Work to do:
From the entries below, gather every line containing the string "GRUPPE".

Records supplied:
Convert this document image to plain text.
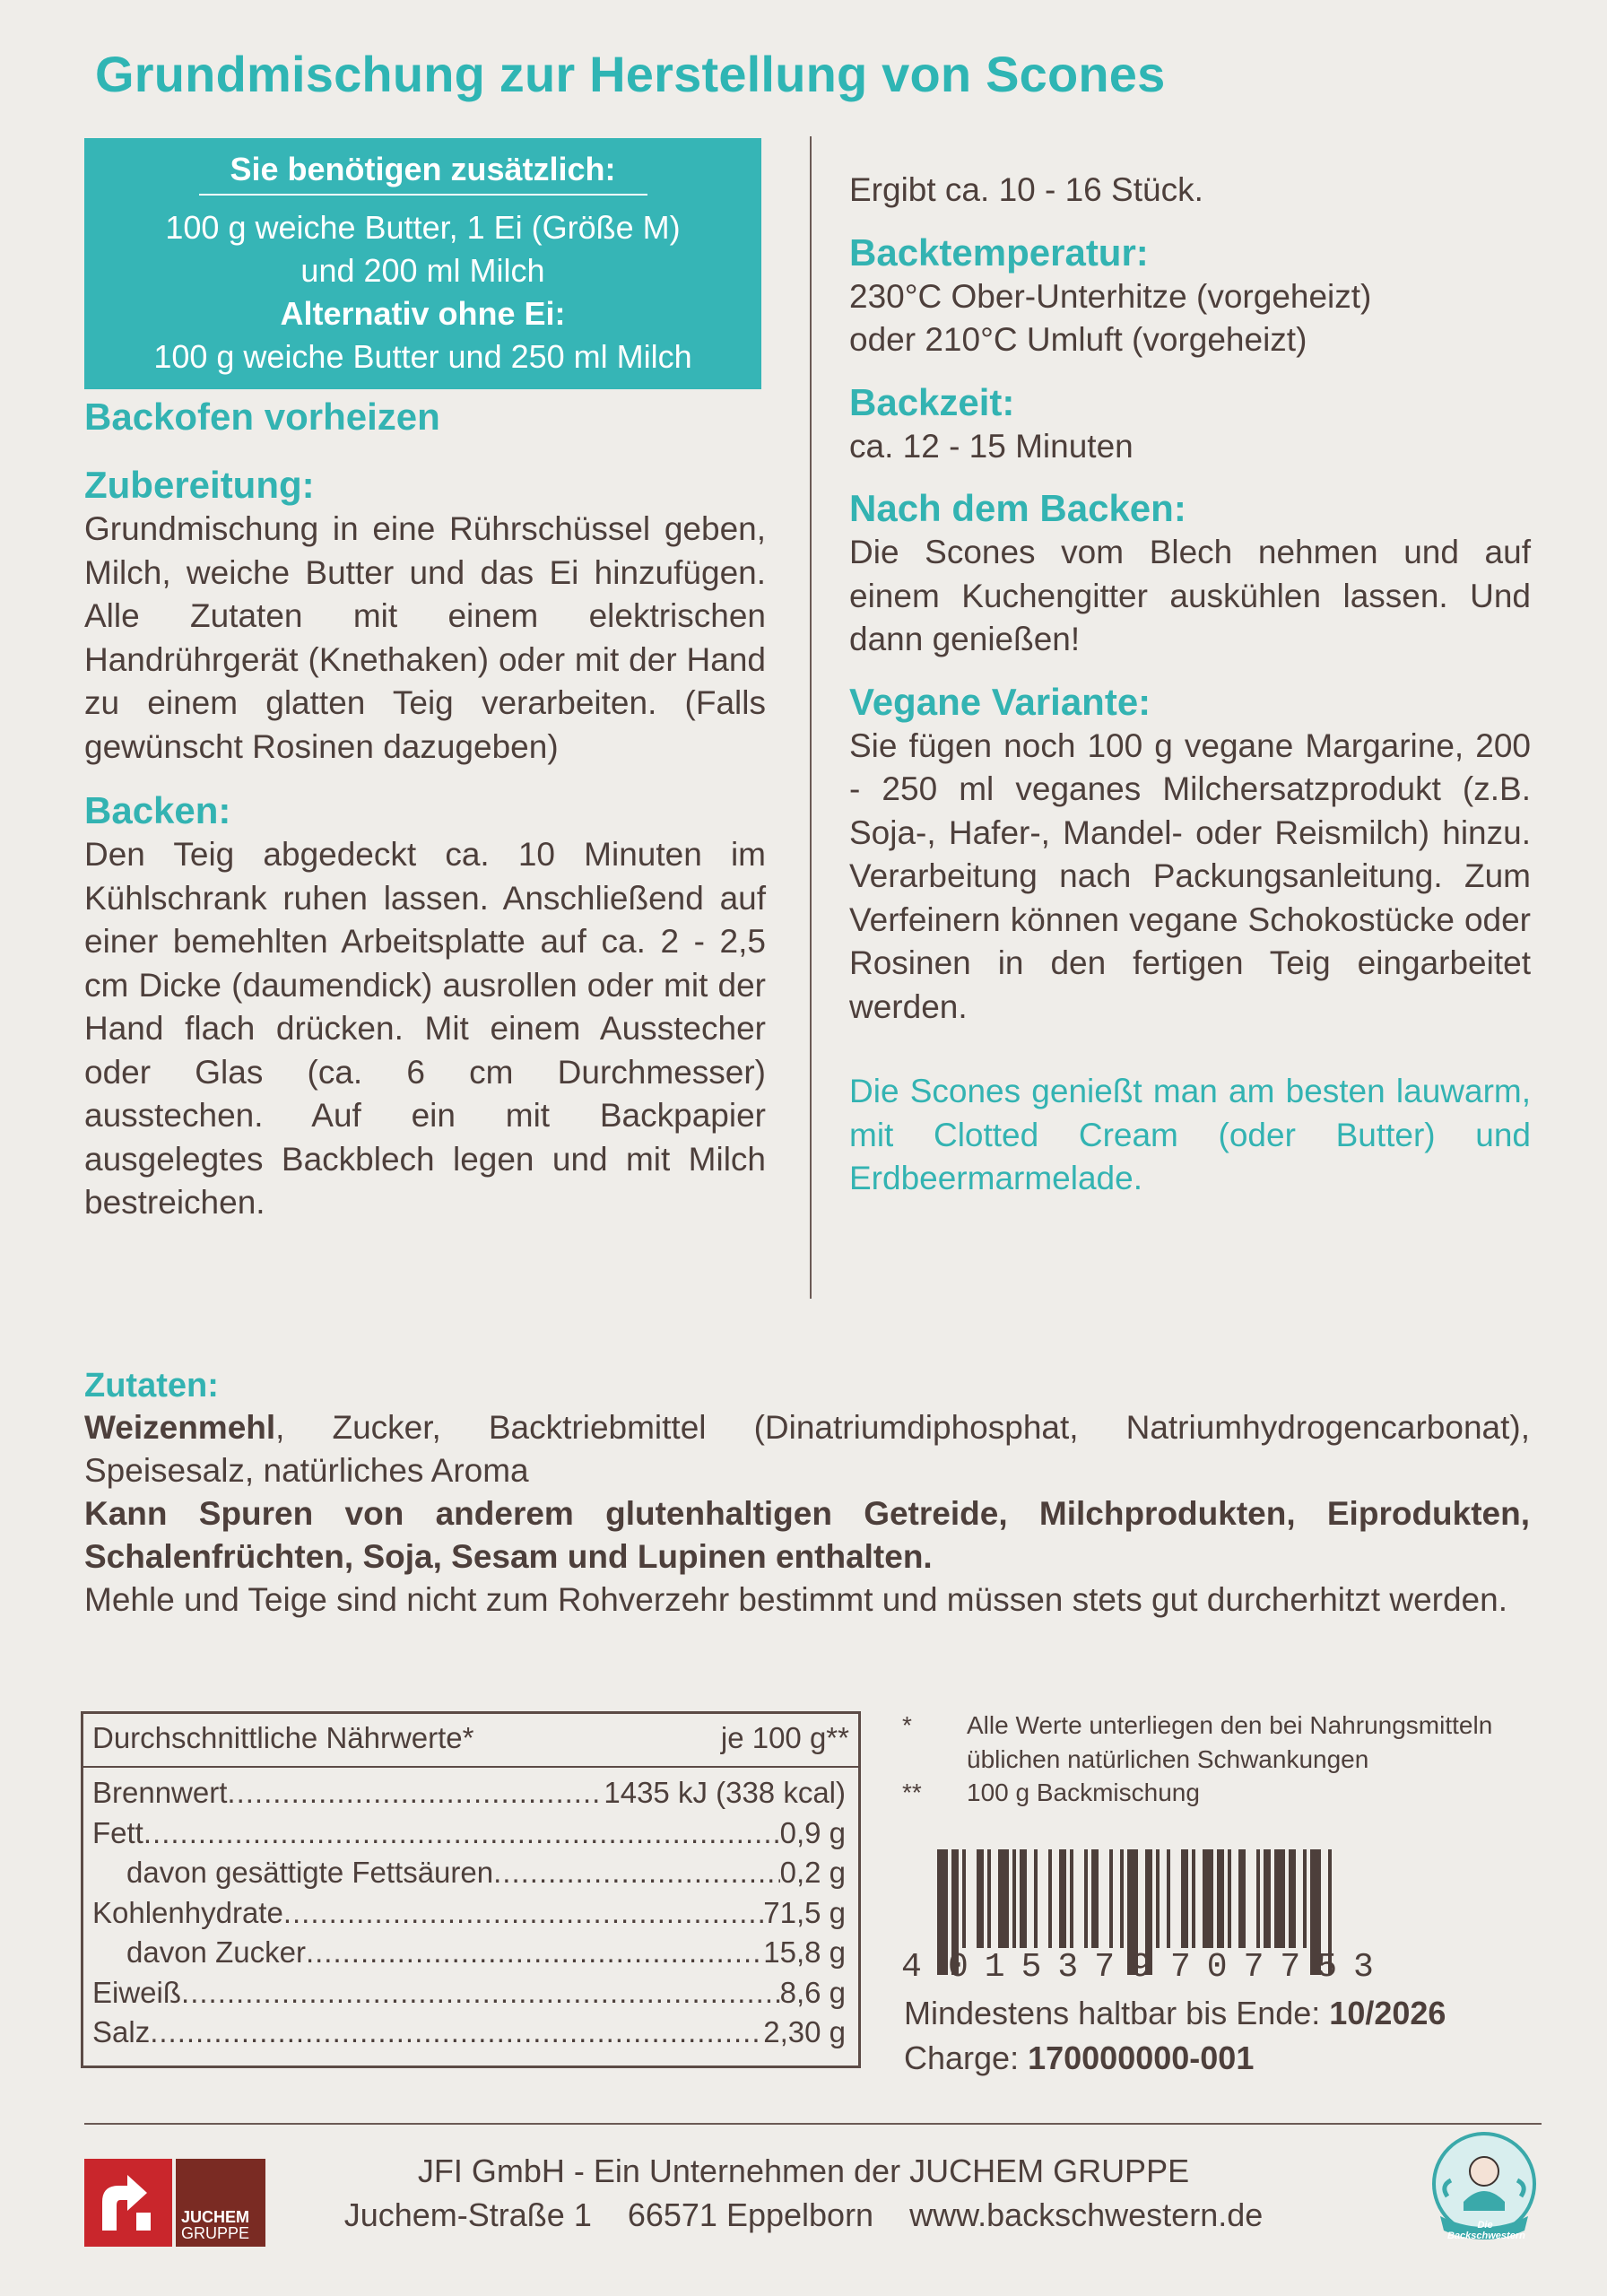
Grundmischung zur Herstellung von Scones
Sie benötigen zusätzlich:
100 g weiche Butter, 1 Ei (Größe M)
und 200 ml Milch
Alternativ ohne Ei:
100 g weiche Butter und 250 ml Milch
Backofen vorheizen
Zubereitung:
Grundmischung in eine Rührschüssel geben, Milch, weiche Butter und das Ei hinzufügen. Alle Zutaten mit einem elektrischen Handrührgerät (Knethaken) oder mit der Hand zu einem glatten Teig verarbeiten. (Falls gewünscht Rosinen dazugeben)
Backen:
Den Teig abgedeckt ca. 10 Minuten im Kühlschrank ruhen lassen. Anschließend auf einer bemehlten Arbeitsplatte auf ca. 2 - 2,5 cm Dicke (daumendick) ausrollen oder mit der Hand flach drücken. Mit einem Ausstecher oder Glas (ca. 6 cm Durchmesser) ausstechen. Auf ein mit Backpapier ausgelegtes Backblech legen und mit Milch bestreichen.
Ergibt ca. 10 - 16 Stück.
Backtemperatur:
230°C Ober-Unterhitze (vorgeheizt)
oder 210°C Umluft (vorgeheizt)
Backzeit:
ca. 12 - 15 Minuten
Nach dem Backen:
Die Scones vom Blech nehmen und auf einem Kuchengitter auskühlen lassen. Und dann genießen!
Vegane Variante:
Sie fügen noch 100 g vegane Margarine, 200 - 250 ml veganes Milchersatzprodukt (z.B. Soja-, Hafer-, Mandel- oder Reismilch) hinzu. Verarbeitung nach Packungsanleitung. Zum Verfeinern können vegane Schokostücke oder Rosinen in den fertigen Teig eingarbeitet werden.
Die Scones genießt man am besten lauwarm, mit Clotted Cream (oder Butter) und Erdbeermarmelade.
Zutaten:
Weizenmehl, Zucker, Backtriebmittel (Dinatriumdiphosphat, Natriumhydrogencarbonat), Speisesalz, natürliches Aroma
Kann Spuren von anderem glutenhaltigen Getreide, Milchprodukten, Eiprodukten, Schalenfrüchten, Soja, Sesam und Lupinen enthalten.
Mehle und Teige sind nicht zum Rohverzehr bestimmt und müssen stets gut durcherhitzt werden.
Durchschnittliche Nährwerte*	je 100 g**
Brennwert .....	1435 kJ (338 kcal)
Fett .....	0,9 g
davon gesättigte Fettsäuren .....	0,2 g
Kohlenhydrate .....	71,5 g
davon Zucker .....	15,8 g
Eiweiß .....	8,6 g
Salz .....	2,30 g
* Alle Werte unterliegen den bei Nahrungsmitteln üblichen natürlichen Schwankungen
** 100 g Backmischung
4 015379 707753
Mindestens haltbar bis Ende: 10/2026
Charge: 170000000-001
JUCHEM
GRUPPE
JFI GmbH - Ein Unternehmen der JUCHEM GRUPPE
Juchem-Straße 1    66571 Eppelborn    www.backschwestern.de	Die Backschwestern
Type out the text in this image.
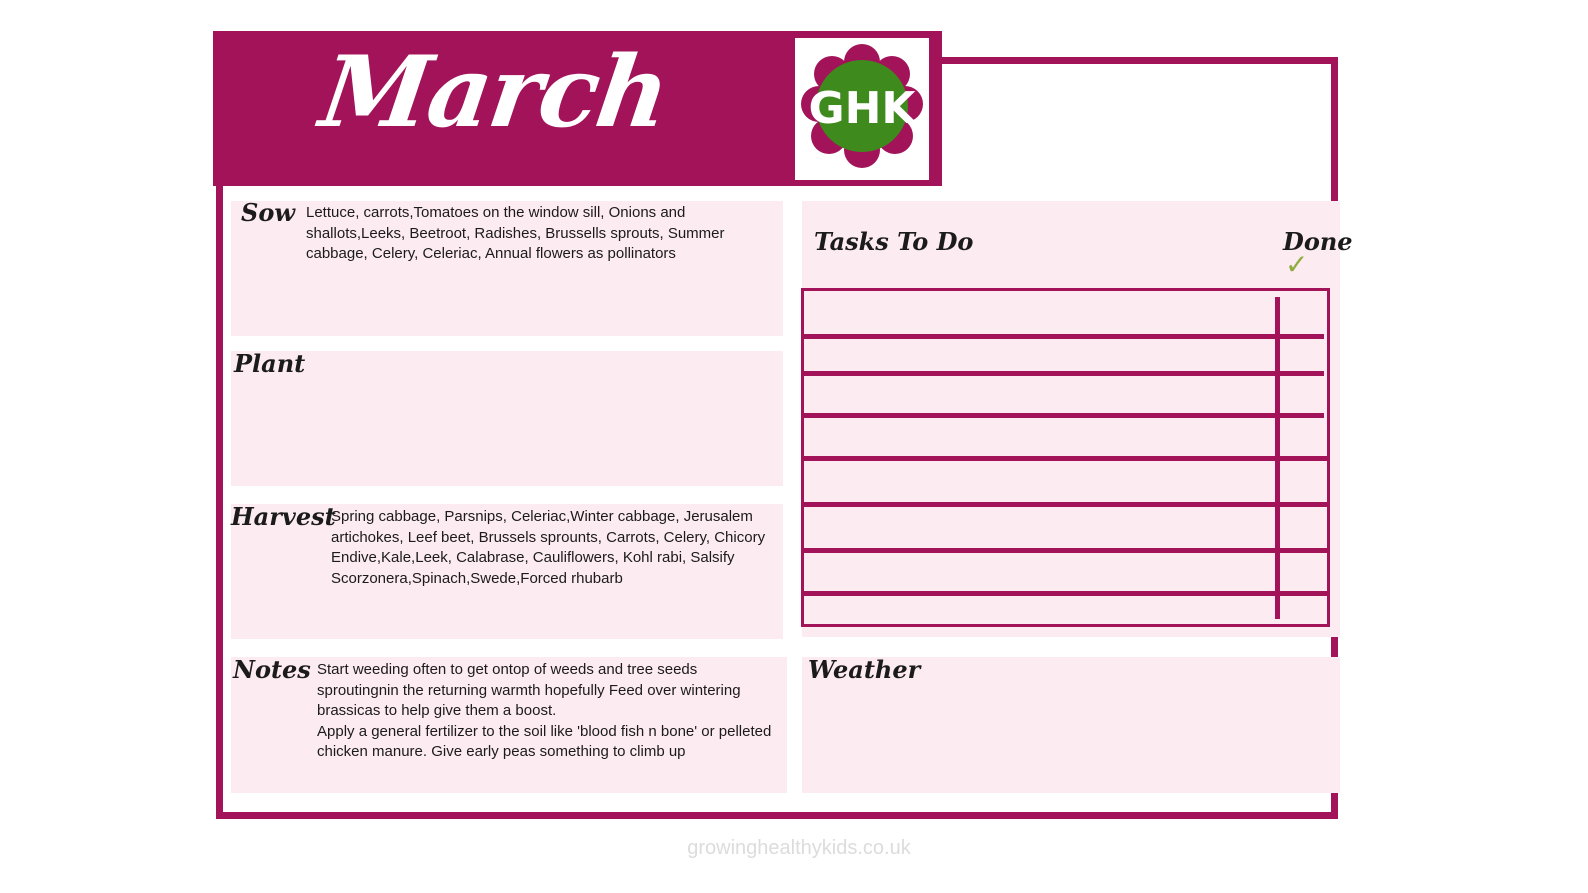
March	GHK
Sow Lettuce, carrots,Tomatoes on the window sill, Onions and shallots,Leeks, Beetroot, Radishes, Brussells sprouts, Summer cabbage, Celery, Celeriac, Annual flowers as pollinators
Plant
Harvest
Spring cabbage, Parsnips, Celeriac,Winter cabbage, Jerusalem artichokes, Leef beet, Brussels sprounts, Carrots, Celery, Chicory Endive,Kale,Leek, Calabrase, Cauliflowers, Kohl rabi, Salsify Scorzonera,Spinach,Swede,Forced rhubarb
Notes Start weeding often to get ontop of weeds and tree seeds sproutingnin the returning warmth hopefully Feed over wintering brassicas to help give them a boost.
Apply a general fertilizer to the soil like 'blood fish n bone' or pelleted chicken manure. Give early peas something to climb up
Tasks To Do	Done
✓
Weather
growinghealthykids.co.uk
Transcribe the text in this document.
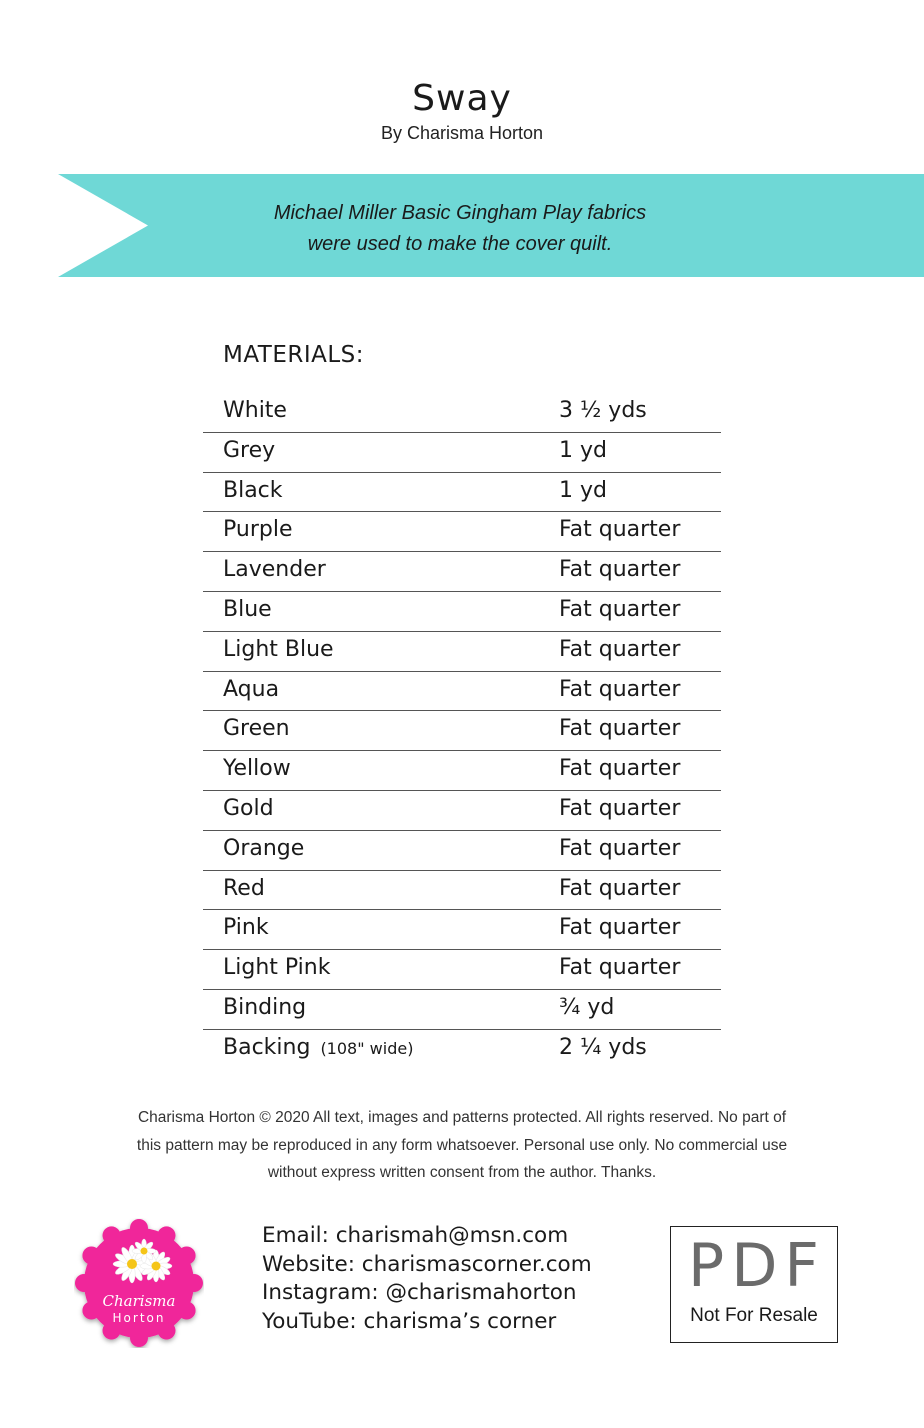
Sway
By Charisma Horton
Michael Miller Basic Gingham Play fabrics
were used to make the cover quilt.
MATERIALS:
White	3 ½ yds
Grey	1 yd
Black	1 yd
Purple	Fat quarter
Lavender	Fat quarter
Blue	Fat quarter
Light Blue	Fat quarter
Aqua	Fat quarter
Green	Fat quarter
Yellow	Fat quarter
Gold	Fat quarter
Orange	Fat quarter
Red	Fat quarter
Pink	Fat quarter
Light Pink	Fat quarter
Binding	¾ yd
Backing (108" wide)	2 ¼ yds
Charisma Horton © 2020 All text, images and patterns protected. All rights reserved. No part of
this pattern may be reproduced in any form whatsoever. Personal use only. No commercial use
without express written consent from the author. Thanks.
Charisma
Horton
Email: charismah@msn.com
Website: charismascorner.com
Instagram: @charismahorton
YouTube: charisma’s corner
PDF
Not For Resale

Result of this task:
GRUPPE
JFI GmbH - Ein Unternehmen der JUCHEM GRUPPE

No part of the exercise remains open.